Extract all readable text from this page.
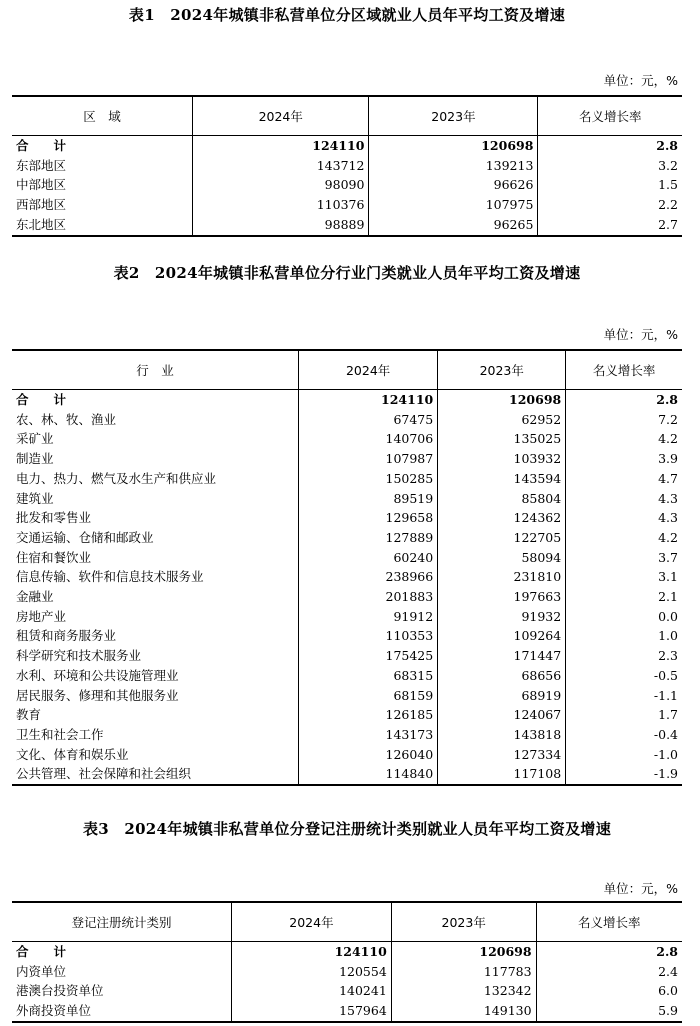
表1　2024年城镇非私营单位分区域就业人员年平均工资及增速

单位：元，%

区　域	2024年	2023年	名义增长率
合　计	124110	120698	2.8
东部地区	143712	139213	3.2
中部地区	98090	96626	1.5
西部地区	110376	107975	2.2
东北地区	98889	96265	2.7

表2　2024年城镇非私营单位分行业门类就业人员年平均工资及增速

单位：元，%

行　业	2024年	2023年	名义增长率
合　计	124110	120698	2.8
农、林、牧、渔业	67475	62952	7.2
采矿业	140706	135025	4.2
制造业	107987	103932	3.9
电力、热力、燃气及水生产和供应业	150285	143594	4.7
建筑业	89519	85804	4.3
批发和零售业	129658	124362	4.3
交通运输、仓储和邮政业	127889	122705	4.2
住宿和餐饮业	60240	58094	3.7
信息传输、软件和信息技术服务业	238966	231810	3.1
金融业	201883	197663	2.1
房地产业	91912	91932	0.0
租赁和商务服务业	110353	109264	1.0
科学研究和技术服务业	175425	171447	2.3
水利、环境和公共设施管理业	68315	68656	-0.5
居民服务、修理和其他服务业	68159	68919	-1.1
教育	126185	124067	1.7
卫生和社会工作	143173	143818	-0.4
文化、体育和娱乐业	126040	127334	-1.0
公共管理、社会保障和社会组织	114840	117108	-1.9

表3　2024年城镇非私营单位分登记注册统计类别就业人员年平均工资及增速

单位：元，%

登记注册统计类别	2024年	2023年	名义增长率
合　计	124110	120698	2.8
内资单位	120554	117783	2.4
港澳台投资单位	140241	132342	6.0
外商投资单位	157964	149130	5.9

Written request:
Count every line above that holds the string "名义增长率" and give the total, nothing more.

Finished task:
3